▶ [Information given]:
■ ■ ■ ■

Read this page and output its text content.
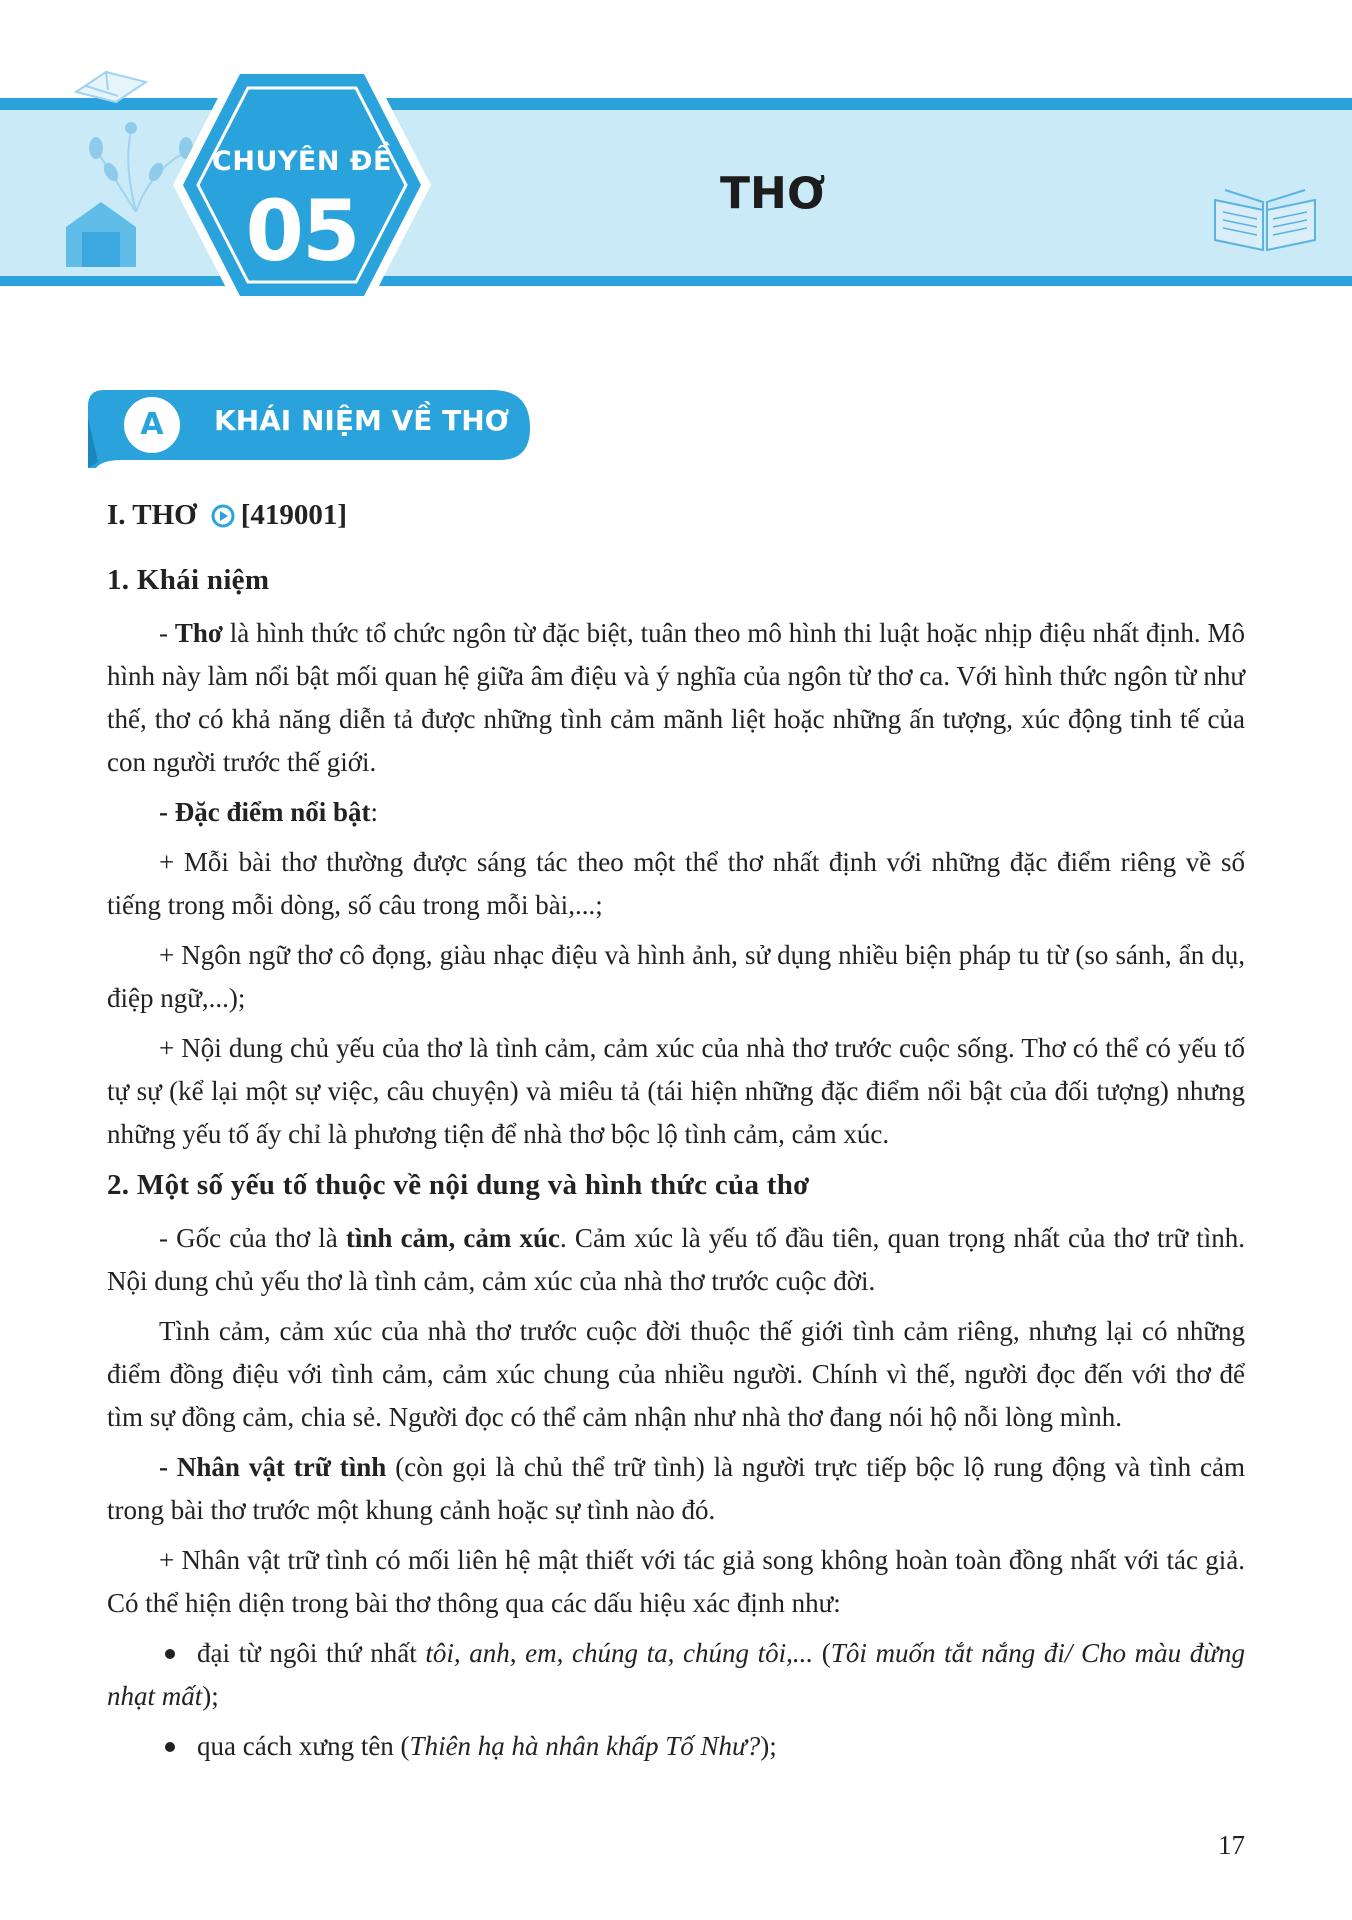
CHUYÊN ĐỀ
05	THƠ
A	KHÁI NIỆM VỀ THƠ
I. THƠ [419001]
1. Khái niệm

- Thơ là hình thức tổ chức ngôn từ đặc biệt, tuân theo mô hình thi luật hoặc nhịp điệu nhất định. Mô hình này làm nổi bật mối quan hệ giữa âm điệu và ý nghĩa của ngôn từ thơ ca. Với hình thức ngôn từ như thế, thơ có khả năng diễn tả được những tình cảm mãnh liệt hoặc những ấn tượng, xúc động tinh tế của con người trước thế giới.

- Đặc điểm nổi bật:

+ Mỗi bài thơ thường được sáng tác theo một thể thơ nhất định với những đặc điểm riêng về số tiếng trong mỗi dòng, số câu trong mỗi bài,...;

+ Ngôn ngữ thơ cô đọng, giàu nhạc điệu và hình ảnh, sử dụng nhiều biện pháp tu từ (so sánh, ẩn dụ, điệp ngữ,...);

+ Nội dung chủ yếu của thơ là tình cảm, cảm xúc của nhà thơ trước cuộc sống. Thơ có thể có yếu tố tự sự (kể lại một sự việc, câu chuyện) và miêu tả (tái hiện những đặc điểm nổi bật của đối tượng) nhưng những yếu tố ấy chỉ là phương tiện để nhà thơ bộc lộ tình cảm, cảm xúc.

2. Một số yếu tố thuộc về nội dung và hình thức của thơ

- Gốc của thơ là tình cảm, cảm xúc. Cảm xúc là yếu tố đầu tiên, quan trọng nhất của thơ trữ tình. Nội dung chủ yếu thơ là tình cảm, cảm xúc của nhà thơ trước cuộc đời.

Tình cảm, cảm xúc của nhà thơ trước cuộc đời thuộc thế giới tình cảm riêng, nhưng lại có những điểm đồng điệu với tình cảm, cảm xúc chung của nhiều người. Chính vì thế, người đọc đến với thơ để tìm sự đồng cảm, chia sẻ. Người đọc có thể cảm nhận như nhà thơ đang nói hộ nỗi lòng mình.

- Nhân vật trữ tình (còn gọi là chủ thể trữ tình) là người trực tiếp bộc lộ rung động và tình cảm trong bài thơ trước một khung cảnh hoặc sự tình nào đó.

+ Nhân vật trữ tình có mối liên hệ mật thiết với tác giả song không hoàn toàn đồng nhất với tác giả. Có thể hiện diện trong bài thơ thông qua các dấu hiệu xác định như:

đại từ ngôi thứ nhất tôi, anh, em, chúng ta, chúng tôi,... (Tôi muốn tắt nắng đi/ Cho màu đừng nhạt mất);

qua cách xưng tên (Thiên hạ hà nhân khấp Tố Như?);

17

■ ■ ■ ■

▶ [Requirements]: Reproduce all entries without any change, and omit the pictures.

▶ [Correct answer]:
Read this page and output its text content.
CHUYÊN ĐỀ
05	THƠ
A	KHÁI NIỆM VỀ THƠ
I. THƠ [419001]
1. Khái niệm

- Thơ là hình thức tổ chức ngôn từ đặc biệt, tuân theo mô hình thi luật hoặc nhịp điệu nhất định. Mô hình này làm nổi bật mối quan hệ giữa âm điệu và ý nghĩa của ngôn từ thơ ca. Với hình thức ngôn từ như thế, thơ có khả năng diễn tả được những tình cảm mãnh liệt hoặc những ấn tượng, xúc động tinh tế của con người trước thế giới.

- Đặc điểm nổi bật:

+ Mỗi bài thơ thường được sáng tác theo một thể thơ nhất định với những đặc điểm riêng về số tiếng trong mỗi dòng, số câu trong mỗi bài,...;

+ Ngôn ngữ thơ cô đọng, giàu nhạc điệu và hình ảnh, sử dụng nhiều biện pháp tu từ (so sánh, ẩn dụ, điệp ngữ,...);

+ Nội dung chủ yếu của thơ là tình cảm, cảm xúc của nhà thơ trước cuộc sống. Thơ có thể có yếu tố tự sự (kể lại một sự việc, câu chuyện) và miêu tả (tái hiện những đặc điểm nổi bật của đối tượng) nhưng những yếu tố ấy chỉ là phương tiện để nhà thơ bộc lộ tình cảm, cảm xúc.

2. Một số yếu tố thuộc về nội dung và hình thức của thơ

- Gốc của thơ là tình cảm, cảm xúc. Cảm xúc là yếu tố đầu tiên, quan trọng nhất của thơ trữ tình. Nội dung chủ yếu thơ là tình cảm, cảm xúc của nhà thơ trước cuộc đời.

Tình cảm, cảm xúc của nhà thơ trước cuộc đời thuộc thế giới tình cảm riêng, nhưng lại có những điểm đồng điệu với tình cảm, cảm xúc chung của nhiều người. Chính vì thế, người đọc đến với thơ để tìm sự đồng cảm, chia sẻ. Người đọc có thể cảm nhận như nhà thơ đang nói hộ nỗi lòng mình.

- Nhân vật trữ tình (còn gọi là chủ thể trữ tình) là người trực tiếp bộc lộ rung động và tình cảm trong bài thơ trước một khung cảnh hoặc sự tình nào đó.

+ Nhân vật trữ tình có mối liên hệ mật thiết với tác giả song không hoàn toàn đồng nhất với tác giả. Có thể hiện diện trong bài thơ thông qua các dấu hiệu xác định như:

đại từ ngôi thứ nhất tôi, anh, em, chúng ta, chúng tôi,... (Tôi muốn tắt nắng đi/ Cho màu đừng nhạt mất);

qua cách xưng tên (Thiên hạ hà nhân khấp Tố Như?);

17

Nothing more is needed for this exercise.